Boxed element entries
━━━━━━━━━━━━━━━━━━━━━━━━━━━━━━

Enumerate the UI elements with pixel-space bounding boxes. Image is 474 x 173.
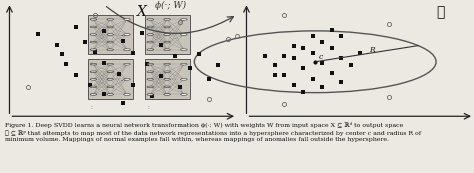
Circle shape [107,34,113,35]
Text: ...: ... [118,29,126,38]
Text: Χ: Χ [137,5,147,19]
Circle shape [124,79,130,80]
Circle shape [90,94,97,95]
Circle shape [147,26,154,28]
Circle shape [147,19,154,20]
Text: :: : [147,105,149,110]
FancyBboxPatch shape [145,59,190,99]
Circle shape [107,41,113,43]
Circle shape [90,49,97,51]
FancyBboxPatch shape [88,59,133,99]
FancyBboxPatch shape [88,15,133,54]
Circle shape [147,49,154,51]
Circle shape [90,79,97,80]
Circle shape [164,34,170,35]
Circle shape [164,49,170,51]
Circle shape [164,63,170,65]
Text: ...: ... [118,74,126,83]
Circle shape [147,63,154,65]
Circle shape [124,19,130,20]
Circle shape [90,19,97,20]
Circle shape [164,71,170,73]
Circle shape [107,71,113,73]
Text: Figure 1. Deep SVDD learns a neural network transformation ϕ(·; W) with weights : Figure 1. Deep SVDD learns a neural netw… [5,122,421,142]
Circle shape [90,71,97,73]
FancyBboxPatch shape [145,15,190,54]
Circle shape [164,26,170,28]
Circle shape [107,86,113,88]
Circle shape [147,79,154,80]
Circle shape [164,94,170,95]
Circle shape [124,49,130,51]
Text: :: : [147,61,149,66]
Circle shape [124,63,130,65]
Circle shape [107,19,113,20]
Circle shape [90,34,97,35]
Circle shape [124,94,130,95]
Circle shape [181,34,187,35]
Circle shape [107,26,113,28]
Circle shape [181,94,187,95]
Circle shape [107,49,113,51]
Text: :: : [90,61,92,66]
Circle shape [147,94,154,95]
Circle shape [90,63,97,65]
Circle shape [164,19,170,20]
Circle shape [147,71,154,73]
Circle shape [107,63,113,65]
Circle shape [124,34,130,35]
Circle shape [90,86,97,88]
Circle shape [164,41,170,43]
Text: ϕ(·; W): ϕ(·; W) [155,1,186,10]
Circle shape [90,26,97,28]
Circle shape [181,19,187,20]
Circle shape [107,94,113,95]
Circle shape [147,86,154,88]
Circle shape [181,49,187,51]
Circle shape [147,34,154,35]
Text: ℱ: ℱ [437,5,445,19]
Text: R: R [369,47,375,54]
Text: c: c [319,53,323,61]
Text: :: : [90,105,92,110]
Circle shape [147,41,154,43]
Circle shape [164,79,170,80]
Circle shape [181,63,187,65]
Circle shape [181,79,187,80]
Circle shape [90,41,97,43]
Circle shape [164,86,170,88]
Circle shape [107,79,113,80]
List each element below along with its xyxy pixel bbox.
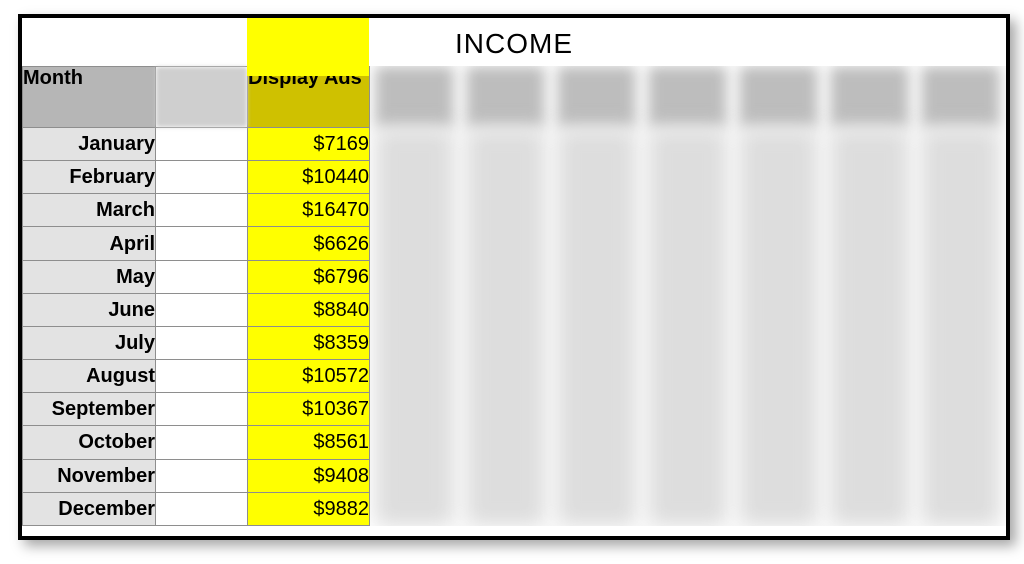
table-row[interactable]: February $10440 (23, 161, 370, 194)
table-row[interactable]: March $16470 (23, 194, 370, 227)
month-cell[interactable]: December (23, 492, 156, 525)
month-cell[interactable]: August (23, 360, 156, 393)
blurred-column-header (156, 67, 248, 128)
month-cell[interactable]: January (23, 128, 156, 161)
ads-cell[interactable]: $7169 (248, 128, 370, 161)
table-row[interactable]: September $10367 (23, 393, 370, 426)
blurred-cell (156, 326, 248, 359)
table-row[interactable]: May $6796 (23, 260, 370, 293)
blurred-cell (156, 161, 248, 194)
ads-cell[interactable]: $10367 (248, 393, 370, 426)
blurred-cell (156, 459, 248, 492)
ads-column-highlight (247, 18, 369, 76)
month-cell[interactable]: February (23, 161, 156, 194)
income-table: Month Display Ads January $7169 February… (22, 66, 370, 526)
month-column-header[interactable]: Month (23, 67, 156, 128)
table-row[interactable]: October $8561 (23, 426, 370, 459)
ads-cell[interactable]: $6796 (248, 260, 370, 293)
ads-cell[interactable]: $9408 (248, 459, 370, 492)
ads-cell[interactable]: $9882 (248, 492, 370, 525)
ads-cell[interactable]: $10440 (248, 161, 370, 194)
spreadsheet-frame: INCOME Month (18, 14, 1010, 540)
ads-cell[interactable]: $8561 (248, 426, 370, 459)
blurred-cell (156, 360, 248, 393)
table-row[interactable]: December $9882 (23, 492, 370, 525)
ads-cell[interactable]: $8359 (248, 326, 370, 359)
table-row[interactable]: April $6626 (23, 227, 370, 260)
month-cell[interactable]: May (23, 260, 156, 293)
month-cell[interactable]: July (23, 326, 156, 359)
table-row[interactable]: July $8359 (23, 326, 370, 359)
month-cell[interactable]: November (23, 459, 156, 492)
blurred-cell (156, 194, 248, 227)
page-title: INCOME (22, 18, 1006, 66)
blurred-cell (156, 227, 248, 260)
table-row[interactable]: August $10572 (23, 360, 370, 393)
blurred-cell (156, 293, 248, 326)
blurred-cell (156, 393, 248, 426)
ads-cell[interactable]: $6626 (248, 227, 370, 260)
table-row[interactable]: November $9408 (23, 459, 370, 492)
month-cell[interactable]: April (23, 227, 156, 260)
month-cell[interactable]: October (23, 426, 156, 459)
table-row[interactable]: June $8840 (23, 293, 370, 326)
table-row[interactable]: January $7169 (23, 128, 370, 161)
table-container: Month Display Ads January $7169 February… (22, 66, 1006, 526)
month-cell[interactable]: September (23, 393, 156, 426)
month-cell[interactable]: June (23, 293, 156, 326)
ads-cell[interactable]: $16470 (248, 194, 370, 227)
ads-cell[interactable]: $10572 (248, 360, 370, 393)
blurred-cell (156, 492, 248, 525)
blurred-cell (156, 128, 248, 161)
month-cell[interactable]: March (23, 194, 156, 227)
blurred-cell (156, 426, 248, 459)
blurred-cell (156, 260, 248, 293)
ads-cell[interactable]: $8840 (248, 293, 370, 326)
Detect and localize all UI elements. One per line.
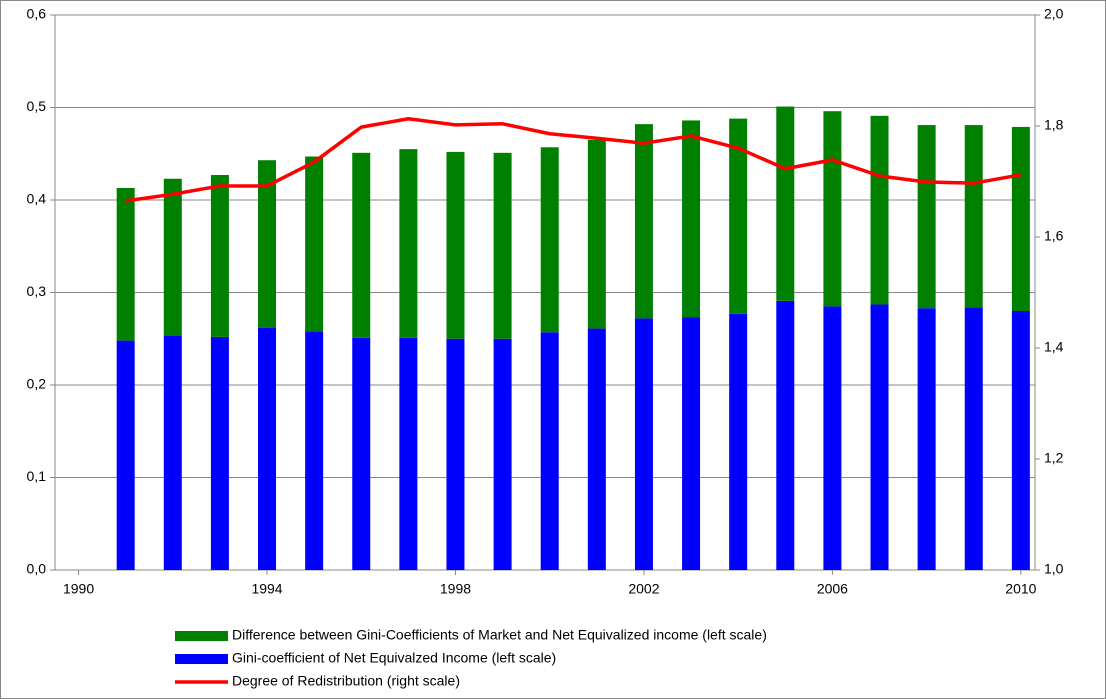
y-tick-label: 0,4 xyxy=(27,191,47,207)
bar xyxy=(917,308,936,570)
legend-swatch xyxy=(175,654,228,664)
bar xyxy=(399,337,418,570)
bar xyxy=(116,187,135,341)
bar xyxy=(870,304,889,570)
x-tick-label: 2002 xyxy=(628,581,659,597)
bar xyxy=(540,147,559,333)
bar xyxy=(493,152,512,339)
bar xyxy=(964,125,983,308)
bar xyxy=(305,331,324,570)
y-tick-label: 0,6 xyxy=(27,6,47,22)
y-tick-label: 0,1 xyxy=(27,468,47,484)
line xyxy=(125,117,1022,203)
bar xyxy=(823,111,842,307)
bar xyxy=(917,125,936,309)
y-tick-label: 0,5 xyxy=(27,98,47,114)
y2-tick-label: 1,8 xyxy=(1044,117,1064,133)
bar xyxy=(116,340,135,570)
bar xyxy=(446,151,465,339)
bar xyxy=(210,175,229,337)
bar xyxy=(776,106,795,301)
y-tick-label: 0,2 xyxy=(27,376,47,392)
bar xyxy=(163,335,182,570)
y2-tick-label: 1,4 xyxy=(1044,339,1064,355)
x-tick-label: 1998 xyxy=(440,581,471,597)
bar xyxy=(446,338,465,570)
bar xyxy=(776,300,795,570)
bar xyxy=(258,160,277,328)
y-tick-label: 0,0 xyxy=(27,561,47,577)
bar xyxy=(870,115,889,305)
legend-label: Gini-coefficient of Net Equivalzed Incom… xyxy=(232,650,556,666)
bar xyxy=(634,318,653,570)
bar xyxy=(729,313,748,570)
bar xyxy=(399,149,418,338)
y2-tick-label: 1,0 xyxy=(1044,561,1064,577)
y-tick-label: 0,3 xyxy=(27,283,47,299)
bar xyxy=(587,328,606,570)
x-tick-label: 2006 xyxy=(817,581,848,597)
legend-label: Degree of Redistribution (right scale) xyxy=(232,673,460,689)
bar xyxy=(682,317,701,570)
y2-tick-label: 2,0 xyxy=(1044,6,1064,22)
x-tick-label: 1994 xyxy=(251,581,282,597)
bar xyxy=(258,327,277,570)
x-tick-label: 2010 xyxy=(1005,581,1036,597)
bar xyxy=(163,178,182,336)
bar xyxy=(210,336,229,570)
bar xyxy=(305,156,324,332)
bar xyxy=(682,120,701,318)
bar xyxy=(964,307,983,570)
bar xyxy=(540,332,559,570)
bar xyxy=(823,306,842,570)
bar xyxy=(634,124,653,319)
bar xyxy=(587,139,606,329)
bar xyxy=(1011,126,1030,311)
bar xyxy=(729,118,748,314)
bar xyxy=(1011,311,1030,570)
legend-label: Difference between Gini-Coefficients of … xyxy=(232,627,767,643)
bar xyxy=(352,152,371,338)
bar xyxy=(352,337,371,570)
x-tick-label: 1990 xyxy=(63,581,94,597)
y2-tick-label: 1,6 xyxy=(1044,228,1064,244)
bar xyxy=(493,338,512,570)
legend-swatch xyxy=(175,631,228,641)
y2-tick-label: 1,2 xyxy=(1044,450,1064,466)
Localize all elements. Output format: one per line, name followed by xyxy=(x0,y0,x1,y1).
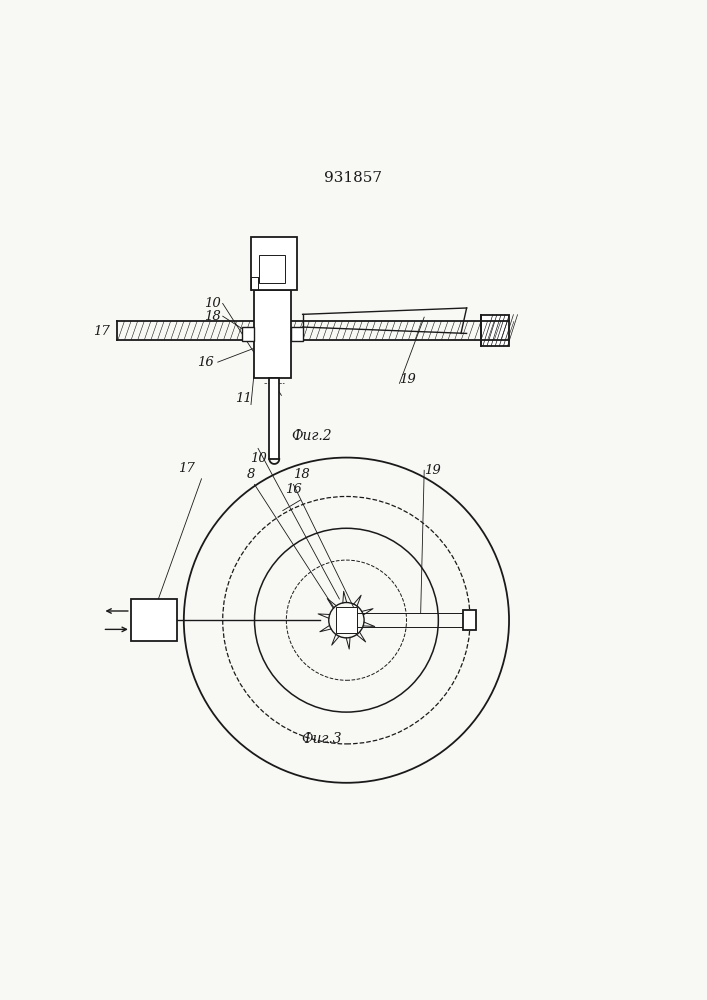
Text: 10: 10 xyxy=(250,452,267,465)
Text: 8: 8 xyxy=(247,468,255,481)
Bar xyxy=(269,378,279,459)
Bar xyxy=(481,315,509,346)
Bar xyxy=(291,327,303,341)
Text: 19: 19 xyxy=(424,464,441,477)
Text: 16: 16 xyxy=(285,483,302,496)
Bar xyxy=(254,290,291,378)
Text: Фиг.2: Фиг.2 xyxy=(291,429,332,443)
Text: 931857: 931857 xyxy=(325,171,382,185)
Bar xyxy=(131,599,177,641)
Bar xyxy=(251,237,297,290)
Bar xyxy=(259,255,285,283)
Text: 18: 18 xyxy=(293,468,310,481)
Bar xyxy=(242,327,254,341)
Text: 19: 19 xyxy=(399,373,416,386)
Bar xyxy=(336,607,357,633)
Text: 16: 16 xyxy=(197,356,214,369)
Text: 10: 10 xyxy=(204,297,221,310)
Text: 17: 17 xyxy=(177,462,194,475)
Text: 11: 11 xyxy=(235,392,252,405)
Text: 17: 17 xyxy=(93,325,110,338)
Text: Фиг.3: Фиг.3 xyxy=(301,732,342,746)
Text: 18: 18 xyxy=(204,310,221,323)
Bar xyxy=(463,610,476,630)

━━━━━━━━━━━━━━━━━━━━━━━━━━━━━━

▶ _Description of the task_: Find every line in the material that contains the word "January", and copy each of those lines in full. Treat uppercase and lowercase as different.

▶ _Solution to this problem_:
month-cell[interactable]: January (23, 128, 156, 161)
income-table: Month Display Ads January $7169 February… (22, 66, 370, 526)
table-row[interactable]: January $7169 (23, 128, 370, 161)
table-container: Month Display Ads January $7169 February… (22, 66, 1006, 526)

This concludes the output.